**Exercise directions:** What follows is a set of records; repeat all of them exactly.

**Data listing:**
.....
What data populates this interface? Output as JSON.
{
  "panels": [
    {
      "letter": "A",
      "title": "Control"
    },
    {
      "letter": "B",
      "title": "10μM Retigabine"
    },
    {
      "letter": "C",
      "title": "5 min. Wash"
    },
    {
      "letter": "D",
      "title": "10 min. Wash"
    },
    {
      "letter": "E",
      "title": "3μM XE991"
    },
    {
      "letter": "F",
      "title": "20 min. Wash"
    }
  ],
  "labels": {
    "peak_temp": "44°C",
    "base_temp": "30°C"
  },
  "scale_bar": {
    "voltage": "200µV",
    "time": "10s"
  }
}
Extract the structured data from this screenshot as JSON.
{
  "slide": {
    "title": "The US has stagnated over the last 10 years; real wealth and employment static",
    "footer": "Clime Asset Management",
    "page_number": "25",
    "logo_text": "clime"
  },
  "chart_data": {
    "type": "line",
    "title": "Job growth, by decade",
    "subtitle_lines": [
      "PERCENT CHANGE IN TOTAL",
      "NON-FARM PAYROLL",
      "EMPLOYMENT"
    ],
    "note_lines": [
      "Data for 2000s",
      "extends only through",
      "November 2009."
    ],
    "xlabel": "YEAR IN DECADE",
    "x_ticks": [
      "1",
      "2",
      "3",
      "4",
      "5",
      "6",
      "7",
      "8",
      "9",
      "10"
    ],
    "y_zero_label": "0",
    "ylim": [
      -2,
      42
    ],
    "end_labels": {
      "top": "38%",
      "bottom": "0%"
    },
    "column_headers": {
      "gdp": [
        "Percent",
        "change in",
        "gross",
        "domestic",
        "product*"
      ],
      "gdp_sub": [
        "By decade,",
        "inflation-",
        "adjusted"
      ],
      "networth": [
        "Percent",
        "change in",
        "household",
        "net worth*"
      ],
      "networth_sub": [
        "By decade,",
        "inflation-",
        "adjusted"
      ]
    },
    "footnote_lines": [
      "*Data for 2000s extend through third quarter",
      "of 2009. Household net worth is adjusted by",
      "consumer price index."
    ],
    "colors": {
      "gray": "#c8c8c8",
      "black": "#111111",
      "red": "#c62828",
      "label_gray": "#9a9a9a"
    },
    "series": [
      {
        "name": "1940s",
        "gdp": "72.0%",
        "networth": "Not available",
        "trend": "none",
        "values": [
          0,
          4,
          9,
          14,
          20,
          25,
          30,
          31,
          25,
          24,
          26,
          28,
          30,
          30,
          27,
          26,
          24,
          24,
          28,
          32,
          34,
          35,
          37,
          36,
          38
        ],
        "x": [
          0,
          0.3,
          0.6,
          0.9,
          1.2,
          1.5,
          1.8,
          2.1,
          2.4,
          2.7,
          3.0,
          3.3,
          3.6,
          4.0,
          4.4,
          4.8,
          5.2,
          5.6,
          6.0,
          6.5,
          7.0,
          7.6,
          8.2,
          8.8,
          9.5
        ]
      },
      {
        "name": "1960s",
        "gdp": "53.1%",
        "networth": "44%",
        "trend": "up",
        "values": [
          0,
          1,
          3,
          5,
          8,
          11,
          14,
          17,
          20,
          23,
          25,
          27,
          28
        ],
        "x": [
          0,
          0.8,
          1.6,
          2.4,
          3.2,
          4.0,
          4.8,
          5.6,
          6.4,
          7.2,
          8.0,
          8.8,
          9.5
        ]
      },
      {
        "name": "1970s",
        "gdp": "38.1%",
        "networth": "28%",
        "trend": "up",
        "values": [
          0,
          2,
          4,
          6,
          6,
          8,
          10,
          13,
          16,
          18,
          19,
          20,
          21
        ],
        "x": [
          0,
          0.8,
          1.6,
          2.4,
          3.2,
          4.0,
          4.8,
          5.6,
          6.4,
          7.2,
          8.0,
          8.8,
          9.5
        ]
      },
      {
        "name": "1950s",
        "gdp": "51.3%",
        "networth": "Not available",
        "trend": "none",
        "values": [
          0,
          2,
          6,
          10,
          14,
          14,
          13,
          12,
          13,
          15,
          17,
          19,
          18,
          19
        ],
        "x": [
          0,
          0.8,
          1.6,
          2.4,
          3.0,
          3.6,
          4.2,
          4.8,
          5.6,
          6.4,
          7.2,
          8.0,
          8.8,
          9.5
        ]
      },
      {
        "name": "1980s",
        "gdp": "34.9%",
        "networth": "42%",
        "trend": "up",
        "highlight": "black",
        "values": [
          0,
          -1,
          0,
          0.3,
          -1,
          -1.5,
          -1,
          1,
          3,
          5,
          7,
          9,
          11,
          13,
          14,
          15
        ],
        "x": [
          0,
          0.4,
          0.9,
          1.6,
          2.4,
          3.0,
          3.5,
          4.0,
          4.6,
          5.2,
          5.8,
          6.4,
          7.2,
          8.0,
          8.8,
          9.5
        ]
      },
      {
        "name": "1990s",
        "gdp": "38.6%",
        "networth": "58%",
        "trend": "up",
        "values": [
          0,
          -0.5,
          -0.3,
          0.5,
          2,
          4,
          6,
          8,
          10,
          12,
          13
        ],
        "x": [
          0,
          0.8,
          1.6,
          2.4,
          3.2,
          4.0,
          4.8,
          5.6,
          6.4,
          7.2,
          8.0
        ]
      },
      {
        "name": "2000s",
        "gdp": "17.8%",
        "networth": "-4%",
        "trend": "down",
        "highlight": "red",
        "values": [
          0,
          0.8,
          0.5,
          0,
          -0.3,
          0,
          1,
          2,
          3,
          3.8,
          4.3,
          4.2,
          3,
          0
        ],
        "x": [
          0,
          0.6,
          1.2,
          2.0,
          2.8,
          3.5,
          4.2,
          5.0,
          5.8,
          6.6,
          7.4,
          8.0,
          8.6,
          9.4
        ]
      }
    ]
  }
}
.....
**Exercise solution:**
What data populates this interface? Output as JSON.
{
  "panels": [
    {
      "letter": "A",
      "title": "Control"
    },
    {
      "letter": "B",
      "title": "10μM Retigabine"
    },
    {
      "letter": "C",
      "title": "5 min. Wash"
    },
    {
      "letter": "D",
      "title": "10 min. Wash"
    },
    {
      "letter": "E",
      "title": "3μM XE991"
    },
    {
      "letter": "F",
      "title": "20 min. Wash"
    }
  ],
  "labels": {
    "peak_temp": "44°C",
    "base_temp": "30°C"
  },
  "scale_bar": {
    "voltage": "200µV",
    "time": "10s"
  }
}
Extract the structured data from this screenshot as JSON.
{
  "slide": {
    "title": "The US has stagnated over the last 10 years; real wealth and employment static",
    "footer": "Clime Asset Management",
    "page_number": "25",
    "logo_text": "clime"
  },
  "chart_data": {
    "type": "line",
    "title": "Job growth, by decade",
    "subtitle_lines": [
      "PERCENT CHANGE IN TOTAL",
      "NON-FARM PAYROLL",
      "EMPLOYMENT"
    ],
    "note_lines": [
      "Data for 2000s",
      "extends only through",
      "November 2009."
    ],
    "xlabel": "YEAR IN DECADE",
    "x_ticks": [
      "1",
      "2",
      "3",
      "4",
      "5",
      "6",
      "7",
      "8",
      "9",
      "10"
    ],
    "y_zero_label": "0",
    "ylim": [
      -2,
      42
    ],
    "end_labels": {
      "top": "38%",
      "bottom": "0%"
    },
    "column_headers": {
      "gdp": [
        "Percent",
        "change in",
        "gross",
        "domestic",
        "product*"
      ],
      "gdp_sub": [
        "By decade,",
        "inflation-",
        "adjusted"
      ],
      "networth": [
        "Percent",
        "change in",
        "household",
        "net worth*"
      ],
      "networth_sub": [
        "By decade,",
        "inflation-",
        "adjusted"
      ]
    },
    "footnote_lines": [
      "*Data for 2000s extend through third quarter",
      "of 2009. Household net worth is adjusted by",
      "consumer price index."
    ],
    "colors": {
      "gray": "#c8c8c8",
      "black": "#111111",
      "red": "#c62828",
      "label_gray": "#9a9a9a"
    },
    "series": [
      {
        "name": "1940s",
        "gdp": "72.0%",
        "networth": "Not available",
        "trend": "none",
        "values": [
          0,
          4,
          9,
          14,
          20,
          25,
          30,
          31,
          25,
          24,
          26,
          28,
          30,
          30,
          27,
          26,
          24,
          24,
          28,
          32,
          34,
          35,
          37,
          36,
          38
        ],
        "x": [
          0,
          0.3,
          0.6,
          0.9,
          1.2,
          1.5,
          1.8,
          2.1,
          2.4,
          2.7,
          3.0,
          3.3,
          3.6,
          4.0,
          4.4,
          4.8,
          5.2,
          5.6,
          6.0,
          6.5,
          7.0,
          7.6,
          8.2,
          8.8,
          9.5
        ]
      },
      {
        "name": "1960s",
        "gdp": "53.1%",
        "networth": "44%",
        "trend": "up",
        "values": [
          0,
          1,
          3,
          5,
          8,
          11,
          14,
          17,
          20,
          23,
          25,
          27,
          28
        ],
        "x": [
          0,
          0.8,
          1.6,
          2.4,
          3.2,
          4.0,
          4.8,
          5.6,
          6.4,
          7.2,
          8.0,
          8.8,
          9.5
        ]
      },
      {
        "name": "1970s",
        "gdp": "38.1%",
        "networth": "28%",
        "trend": "up",
        "values": [
          0,
          2,
          4,
          6,
          6,
          8,
          10,
          13,
          16,
          18,
          19,
          20,
          21
        ],
        "x": [
          0,
          0.8,
          1.6,
          2.4,
          3.2,
          4.0,
          4.8,
          5.6,
          6.4,
          7.2,
          8.0,
          8.8,
          9.5
        ]
      },
      {
        "name": "1950s",
        "gdp": "51.3%",
        "networth": "Not available",
        "trend": "none",
        "values": [
          0,
          2,
          6,
          10,
          14,
          14,
          13,
          12,
          13,
          15,
          17,
          19,
          18,
          19
        ],
        "x": [
          0,
          0.8,
          1.6,
          2.4,
          3.0,
          3.6,
          4.2,
          4.8,
          5.6,
          6.4,
          7.2,
          8.0,
          8.8,
          9.5
        ]
      },
      {
        "name": "1980s",
        "gdp": "34.9%",
        "networth": "42%",
        "trend": "up",
        "highlight": "black",
        "values": [
          0,
          -1,
          0,
          0.3,
          -1,
          -1.5,
          -1,
          1,
          3,
          5,
          7,
          9,
          11,
          13,
          14,
          15
        ],
        "x": [
          0,
          0.4,
          0.9,
          1.6,
          2.4,
          3.0,
          3.5,
          4.0,
          4.6,
          5.2,
          5.8,
          6.4,
          7.2,
          8.0,
          8.8,
          9.5
        ]
      },
      {
        "name": "1990s",
        "gdp": "38.6%",
        "networth": "58%",
        "trend": "up",
        "values": [
          0,
          -0.5,
          -0.3,
          0.5,
          2,
          4,
          6,
          8,
          10,
          12,
          13
        ],
        "x": [
          0,
          0.8,
          1.6,
          2.4,
          3.2,
          4.0,
          4.8,
          5.6,
          6.4,
          7.2,
          8.0
        ]
      },
      {
        "name": "2000s",
        "gdp": "17.8%",
        "networth": "-4%",
        "trend": "down",
        "highlight": "red",
        "values": [
          0,
          0.8,
          0.5,
          0,
          -0.3,
          0,
          1,
          2,
          3,
          3.8,
          4.3,
          4.2,
          3,
          0
        ],
        "x": [
          0,
          0.6,
          1.2,
          2.0,
          2.8,
          3.5,
          4.2,
          5.0,
          5.8,
          6.6,
          7.4,
          8.0,
          8.6,
          9.4
        ]
      }
    ]
  }
}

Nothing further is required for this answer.